**Stated problem:** Return the listing word for word, as given.

'''

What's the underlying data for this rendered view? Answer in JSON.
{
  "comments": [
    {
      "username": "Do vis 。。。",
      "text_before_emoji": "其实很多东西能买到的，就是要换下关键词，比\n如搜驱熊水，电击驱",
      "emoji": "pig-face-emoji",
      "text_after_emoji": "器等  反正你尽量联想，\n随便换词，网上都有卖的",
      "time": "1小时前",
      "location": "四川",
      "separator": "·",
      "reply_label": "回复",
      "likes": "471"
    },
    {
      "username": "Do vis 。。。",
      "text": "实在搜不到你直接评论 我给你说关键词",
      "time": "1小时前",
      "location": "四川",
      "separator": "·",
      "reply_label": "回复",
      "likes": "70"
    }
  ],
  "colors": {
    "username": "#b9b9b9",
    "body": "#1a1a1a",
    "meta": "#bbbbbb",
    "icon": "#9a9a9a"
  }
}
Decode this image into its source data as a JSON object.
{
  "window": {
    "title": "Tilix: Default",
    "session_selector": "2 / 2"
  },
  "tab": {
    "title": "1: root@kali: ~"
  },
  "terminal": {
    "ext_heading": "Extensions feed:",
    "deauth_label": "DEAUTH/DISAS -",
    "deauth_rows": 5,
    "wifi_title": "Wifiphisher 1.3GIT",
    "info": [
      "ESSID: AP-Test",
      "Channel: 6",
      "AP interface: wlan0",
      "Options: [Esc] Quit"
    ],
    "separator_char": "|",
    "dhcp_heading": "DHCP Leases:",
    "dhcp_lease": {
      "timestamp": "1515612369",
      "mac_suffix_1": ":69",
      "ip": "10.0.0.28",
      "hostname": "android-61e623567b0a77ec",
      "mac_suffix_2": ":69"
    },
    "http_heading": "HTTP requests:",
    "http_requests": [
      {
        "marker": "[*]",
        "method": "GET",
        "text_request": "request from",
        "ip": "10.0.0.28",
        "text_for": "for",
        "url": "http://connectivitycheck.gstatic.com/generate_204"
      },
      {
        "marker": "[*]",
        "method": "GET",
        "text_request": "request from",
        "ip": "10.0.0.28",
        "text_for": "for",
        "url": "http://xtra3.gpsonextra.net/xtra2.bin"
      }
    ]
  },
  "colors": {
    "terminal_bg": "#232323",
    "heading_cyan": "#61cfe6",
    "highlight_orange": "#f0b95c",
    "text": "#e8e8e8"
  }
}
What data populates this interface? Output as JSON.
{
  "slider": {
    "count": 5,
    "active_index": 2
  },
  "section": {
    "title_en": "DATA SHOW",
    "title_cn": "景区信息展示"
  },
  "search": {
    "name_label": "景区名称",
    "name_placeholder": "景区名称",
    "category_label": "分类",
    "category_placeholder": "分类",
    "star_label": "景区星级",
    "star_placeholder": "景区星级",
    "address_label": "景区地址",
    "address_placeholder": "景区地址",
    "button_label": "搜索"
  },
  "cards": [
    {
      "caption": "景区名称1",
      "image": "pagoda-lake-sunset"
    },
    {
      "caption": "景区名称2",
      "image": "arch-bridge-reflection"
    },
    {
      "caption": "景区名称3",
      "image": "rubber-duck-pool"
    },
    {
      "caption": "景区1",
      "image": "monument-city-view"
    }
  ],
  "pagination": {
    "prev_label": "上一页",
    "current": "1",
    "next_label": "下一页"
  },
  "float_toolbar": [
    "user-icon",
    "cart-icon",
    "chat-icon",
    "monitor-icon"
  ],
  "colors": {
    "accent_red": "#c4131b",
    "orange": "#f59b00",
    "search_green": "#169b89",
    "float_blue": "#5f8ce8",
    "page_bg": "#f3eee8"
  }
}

'''

**Solution below:**
What's the underlying data for this rendered view? Answer in JSON.
{
  "comments": [
    {
      "username": "Do vis 。。。",
      "text_before_emoji": "其实很多东西能买到的，就是要换下关键词，比\n如搜驱熊水，电击驱",
      "emoji": "pig-face-emoji",
      "text_after_emoji": "器等  反正你尽量联想，\n随便换词，网上都有卖的",
      "time": "1小时前",
      "location": "四川",
      "separator": "·",
      "reply_label": "回复",
      "likes": "471"
    },
    {
      "username": "Do vis 。。。",
      "text": "实在搜不到你直接评论 我给你说关键词",
      "time": "1小时前",
      "location": "四川",
      "separator": "·",
      "reply_label": "回复",
      "likes": "70"
    }
  ],
  "colors": {
    "username": "#b9b9b9",
    "body": "#1a1a1a",
    "meta": "#bbbbbb",
    "icon": "#9a9a9a"
  }
}
Decode this image into its source data as a JSON object.
{
  "window": {
    "title": "Tilix: Default",
    "session_selector": "2 / 2"
  },
  "tab": {
    "title": "1: root@kali: ~"
  },
  "terminal": {
    "ext_heading": "Extensions feed:",
    "deauth_label": "DEAUTH/DISAS -",
    "deauth_rows": 5,
    "wifi_title": "Wifiphisher 1.3GIT",
    "info": [
      "ESSID: AP-Test",
      "Channel: 6",
      "AP interface: wlan0",
      "Options: [Esc] Quit"
    ],
    "separator_char": "|",
    "dhcp_heading": "DHCP Leases:",
    "dhcp_lease": {
      "timestamp": "1515612369",
      "mac_suffix_1": ":69",
      "ip": "10.0.0.28",
      "hostname": "android-61e623567b0a77ec",
      "mac_suffix_2": ":69"
    },
    "http_heading": "HTTP requests:",
    "http_requests": [
      {
        "marker": "[*]",
        "method": "GET",
        "text_request": "request from",
        "ip": "10.0.0.28",
        "text_for": "for",
        "url": "http://connectivitycheck.gstatic.com/generate_204"
      },
      {
        "marker": "[*]",
        "method": "GET",
        "text_request": "request from",
        "ip": "10.0.0.28",
        "text_for": "for",
        "url": "http://xtra3.gpsonextra.net/xtra2.bin"
      }
    ]
  },
  "colors": {
    "terminal_bg": "#232323",
    "heading_cyan": "#61cfe6",
    "highlight_orange": "#f0b95c",
    "text": "#e8e8e8"
  }
}
What data populates this interface? Output as JSON.
{
  "slider": {
    "count": 5,
    "active_index": 2
  },
  "section": {
    "title_en": "DATA SHOW",
    "title_cn": "景区信息展示"
  },
  "search": {
    "name_label": "景区名称",
    "name_placeholder": "景区名称",
    "category_label": "分类",
    "category_placeholder": "分类",
    "star_label": "景区星级",
    "star_placeholder": "景区星级",
    "address_label": "景区地址",
    "address_placeholder": "景区地址",
    "button_label": "搜索"
  },
  "cards": [
    {
      "caption": "景区名称1",
      "image": "pagoda-lake-sunset"
    },
    {
      "caption": "景区名称2",
      "image": "arch-bridge-reflection"
    },
    {
      "caption": "景区名称3",
      "image": "rubber-duck-pool"
    },
    {
      "caption": "景区1",
      "image": "monument-city-view"
    }
  ],
  "pagination": {
    "prev_label": "上一页",
    "current": "1",
    "next_label": "下一页"
  },
  "float_toolbar": [
    "user-icon",
    "cart-icon",
    "chat-icon",
    "monitor-icon"
  ],
  "colors": {
    "accent_red": "#c4131b",
    "orange": "#f59b00",
    "search_green": "#169b89",
    "float_blue": "#5f8ce8",
    "page_bg": "#f3eee8"
  }
}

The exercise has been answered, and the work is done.